* [Prompt]
Reproduce the data below in full and exclude every picture.

* [Data entries]
(begin)
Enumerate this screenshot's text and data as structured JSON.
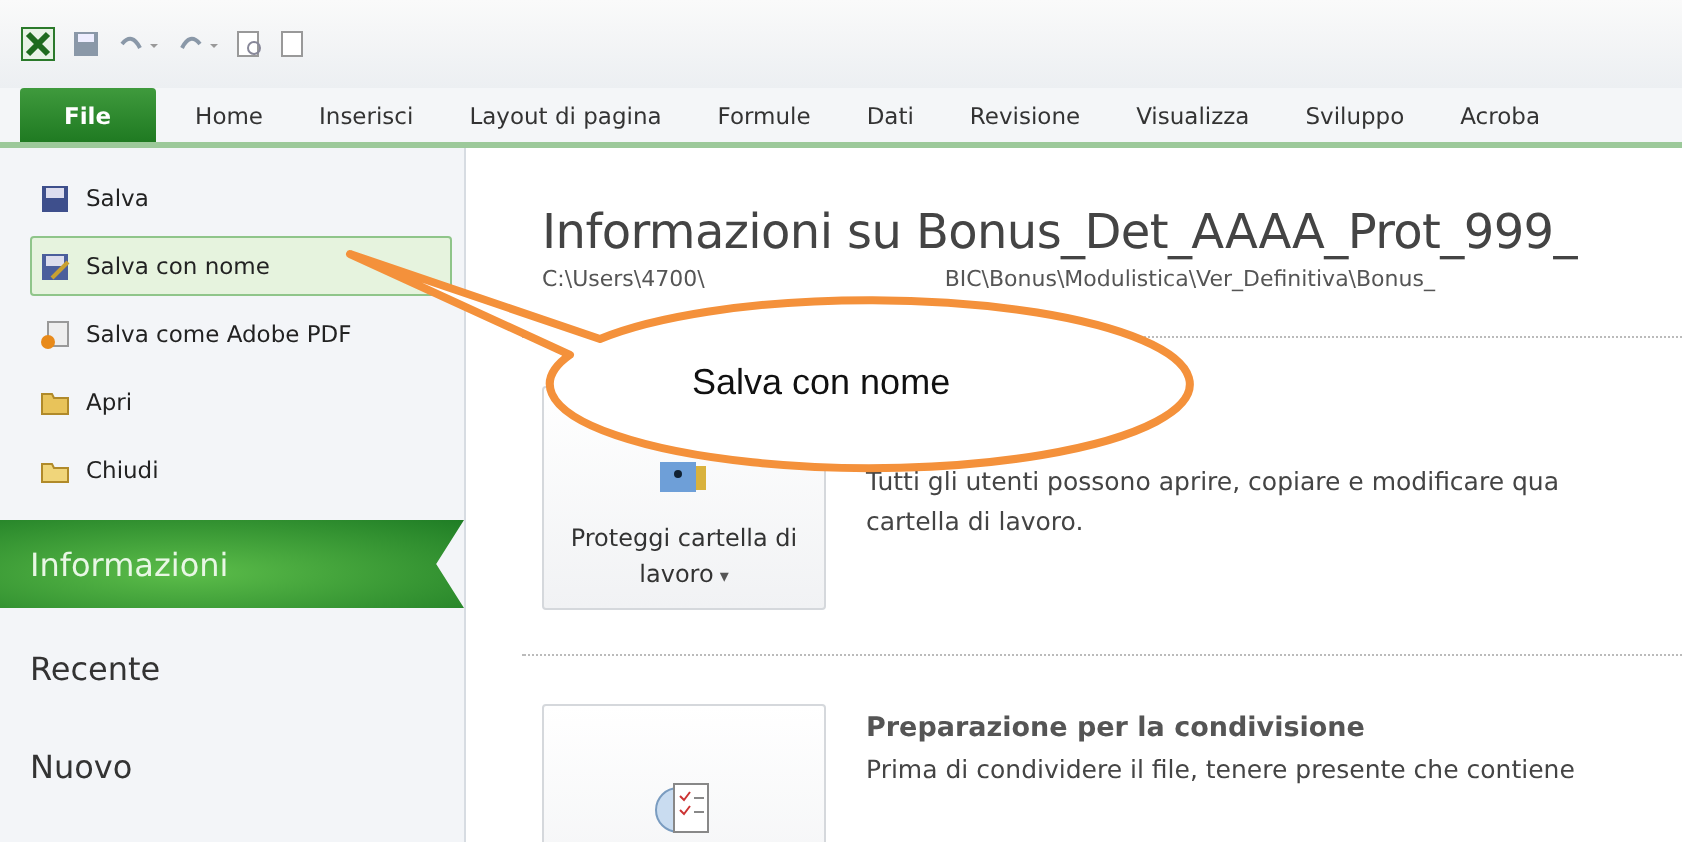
{
  "quick_access": {
    "items": [
      {
        "kind": "excel"
      },
      {
        "kind": "save"
      },
      {
        "kind": "undo"
      },
      {
        "kind": "redo"
      },
      {
        "kind": "preview"
      },
      {
        "kind": "new"
      }
    ]
  },
  "ribbon_tabs": [
    {
      "label": "File",
      "selected": true
    },
    {
      "label": "Home",
      "selected": false
    },
    {
      "label": "Inserisci",
      "selected": false
    },
    {
      "label": "Layout di pagina",
      "selected": false
    },
    {
      "label": "Formule",
      "selected": false
    },
    {
      "label": "Dati",
      "selected": false
    },
    {
      "label": "Revisione",
      "selected": false
    },
    {
      "label": "Visualizza",
      "selected": false
    },
    {
      "label": "Sviluppo",
      "selected": false
    },
    {
      "label": "Acroba",
      "selected": false
    }
  ],
  "sidebar": {
    "commands": [
      {
        "label": "Salva",
        "selected": false
      },
      {
        "label": "Salva con nome",
        "selected": true
      },
      {
        "label": "Salva come Adobe PDF",
        "selected": false
      },
      {
        "label": "Apri",
        "selected": false
      },
      {
        "label": "Chiudi",
        "selected": false
      }
    ],
    "sections": [
      {
        "label": "Informazioni",
        "selected": true
      },
      {
        "label": "Recente",
        "selected": false
      },
      {
        "label": "Nuovo",
        "selected": false
      }
    ]
  },
  "info": {
    "title": "Informazioni su Bonus_Det_AAAA_Prot_999_",
    "path_start": "C:\\Users\\4700\\",
    "path_end": "BIC\\Bonus\\Modulistica\\Ver_Definitiva\\Bonus_",
    "sections": [
      {
        "button": "Proteggi cartella di lavoro",
        "caret": "▾",
        "text": "Tutti gli utenti possono aprire, copiare e modificare qua",
        "text2": "cartella di lavoro."
      },
      {
        "heading": "Preparazione per la condivisione",
        "text": "Prima di condividere il file, tenere presente che contiene"
      }
    ]
  },
  "callout": {
    "text": "Salva con nome"
  }
}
(end)
* [Final result]
Enumerate this screenshot's text and data as structured JSON.
{
  "quick_access": {
    "items": [
      {
        "kind": "excel"
      },
      {
        "kind": "save"
      },
      {
        "kind": "undo"
      },
      {
        "kind": "redo"
      },
      {
        "kind": "preview"
      },
      {
        "kind": "new"
      }
    ]
  },
  "ribbon_tabs": [
    {
      "label": "File",
      "selected": true
    },
    {
      "label": "Home",
      "selected": false
    },
    {
      "label": "Inserisci",
      "selected": false
    },
    {
      "label": "Layout di pagina",
      "selected": false
    },
    {
      "label": "Formule",
      "selected": false
    },
    {
      "label": "Dati",
      "selected": false
    },
    {
      "label": "Revisione",
      "selected": false
    },
    {
      "label": "Visualizza",
      "selected": false
    },
    {
      "label": "Sviluppo",
      "selected": false
    },
    {
      "label": "Acroba",
      "selected": false
    }
  ],
  "sidebar": {
    "commands": [
      {
        "label": "Salva",
        "selected": false
      },
      {
        "label": "Salva con nome",
        "selected": true
      },
      {
        "label": "Salva come Adobe PDF",
        "selected": false
      },
      {
        "label": "Apri",
        "selected": false
      },
      {
        "label": "Chiudi",
        "selected": false
      }
    ],
    "sections": [
      {
        "label": "Informazioni",
        "selected": true
      },
      {
        "label": "Recente",
        "selected": false
      },
      {
        "label": "Nuovo",
        "selected": false
      }
    ]
  },
  "info": {
    "title": "Informazioni su Bonus_Det_AAAA_Prot_999_",
    "path_start": "C:\\Users\\4700\\",
    "path_end": "BIC\\Bonus\\Modulistica\\Ver_Definitiva\\Bonus_",
    "sections": [
      {
        "button": "Proteggi cartella di lavoro",
        "caret": "▾",
        "text": "Tutti gli utenti possono aprire, copiare e modificare qua",
        "text2": "cartella di lavoro."
      },
      {
        "heading": "Preparazione per la condivisione",
        "text": "Prima di condividere il file, tenere presente che contiene"
      }
    ]
  },
  "callout": {
    "text": "Salva con nome"
  }
}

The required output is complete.